_Items from a dataset_

|---|

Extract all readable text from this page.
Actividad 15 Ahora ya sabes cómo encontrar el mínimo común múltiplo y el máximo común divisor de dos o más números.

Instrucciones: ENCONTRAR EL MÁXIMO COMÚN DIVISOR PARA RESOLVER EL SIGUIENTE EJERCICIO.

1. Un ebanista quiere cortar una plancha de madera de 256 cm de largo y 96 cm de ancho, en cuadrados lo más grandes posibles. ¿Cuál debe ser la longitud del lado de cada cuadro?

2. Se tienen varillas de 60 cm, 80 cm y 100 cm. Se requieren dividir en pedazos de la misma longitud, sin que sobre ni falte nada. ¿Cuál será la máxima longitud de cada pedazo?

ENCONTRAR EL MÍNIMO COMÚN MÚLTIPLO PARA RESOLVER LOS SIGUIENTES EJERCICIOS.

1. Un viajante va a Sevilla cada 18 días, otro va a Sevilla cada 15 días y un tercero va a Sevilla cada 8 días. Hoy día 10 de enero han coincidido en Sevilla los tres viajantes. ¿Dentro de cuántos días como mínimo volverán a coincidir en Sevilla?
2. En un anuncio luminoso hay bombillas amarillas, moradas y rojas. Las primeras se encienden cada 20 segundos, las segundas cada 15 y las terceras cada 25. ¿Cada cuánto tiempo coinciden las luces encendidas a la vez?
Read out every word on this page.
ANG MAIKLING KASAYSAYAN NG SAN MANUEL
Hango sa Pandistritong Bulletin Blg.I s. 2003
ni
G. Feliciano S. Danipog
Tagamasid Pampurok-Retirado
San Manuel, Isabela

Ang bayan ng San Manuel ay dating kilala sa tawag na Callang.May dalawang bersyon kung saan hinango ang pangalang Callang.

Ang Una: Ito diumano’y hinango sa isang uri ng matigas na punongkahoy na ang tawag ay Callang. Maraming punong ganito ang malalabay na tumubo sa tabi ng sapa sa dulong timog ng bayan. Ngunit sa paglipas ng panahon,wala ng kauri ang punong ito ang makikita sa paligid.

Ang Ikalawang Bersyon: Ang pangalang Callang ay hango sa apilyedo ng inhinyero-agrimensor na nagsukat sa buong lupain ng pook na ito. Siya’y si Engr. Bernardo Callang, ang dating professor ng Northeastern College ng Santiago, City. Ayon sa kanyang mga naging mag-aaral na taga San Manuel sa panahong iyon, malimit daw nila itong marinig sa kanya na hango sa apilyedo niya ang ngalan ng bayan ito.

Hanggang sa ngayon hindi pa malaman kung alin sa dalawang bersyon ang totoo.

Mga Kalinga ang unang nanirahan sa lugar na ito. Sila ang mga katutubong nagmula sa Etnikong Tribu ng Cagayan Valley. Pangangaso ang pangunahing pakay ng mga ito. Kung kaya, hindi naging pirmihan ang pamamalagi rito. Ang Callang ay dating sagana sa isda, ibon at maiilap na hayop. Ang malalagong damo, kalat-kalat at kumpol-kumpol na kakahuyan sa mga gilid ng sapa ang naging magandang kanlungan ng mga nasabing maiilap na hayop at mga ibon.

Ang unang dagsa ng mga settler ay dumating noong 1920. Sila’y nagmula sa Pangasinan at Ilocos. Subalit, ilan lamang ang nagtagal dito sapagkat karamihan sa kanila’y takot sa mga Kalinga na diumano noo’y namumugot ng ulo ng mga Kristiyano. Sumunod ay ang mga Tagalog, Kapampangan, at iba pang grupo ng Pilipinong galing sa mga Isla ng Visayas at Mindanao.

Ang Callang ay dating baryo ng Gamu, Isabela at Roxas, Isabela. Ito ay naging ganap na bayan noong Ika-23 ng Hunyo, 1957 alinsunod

|---|

_Written request_
Copy each line that contains the word "naging".

_Problem solution_
Ang Ikalawang Bersyon: Ang pangalang Callang ay hango sa apilyedo ng inhinyero-agrimensor na nagsukat sa buong lupain ng pook na ito. Siya’y si Engr. Bernardo Callang, ang dating professor ng Northeastern College ng Santiago, City. Ayon sa kanyang mga naging mag-aaral na taga San Manuel sa panahong iyon, malimit daw nila itong marinig sa kanya na hango sa apilyedo niya ang ngalan ng bayan ito.
Mga Kalinga ang unang nanirahan sa lugar na ito. Sila ang mga katutubong nagmula sa Etnikong Tribu ng Cagayan Valley. Pangangaso ang pangunahing pakay ng mga ito. Kung kaya, hindi naging pirmihan ang pamamalagi rito. Ang Callang ay dating sagana sa isda, ibon at maiilap na hayop. Ang malalagong damo, kalat-kalat at kumpol-kumpol na kakahuyan sa mga gilid ng sapa ang naging magandang kanlungan ng mga nasabing maiilap na hayop at mga ibon.
Ang Callang ay dating baryo ng Gamu, Isabela at Roxas, Isabela. Ito ay naging ganap na bayan noong Ika-23 ng Hunyo, 1957 alinsunod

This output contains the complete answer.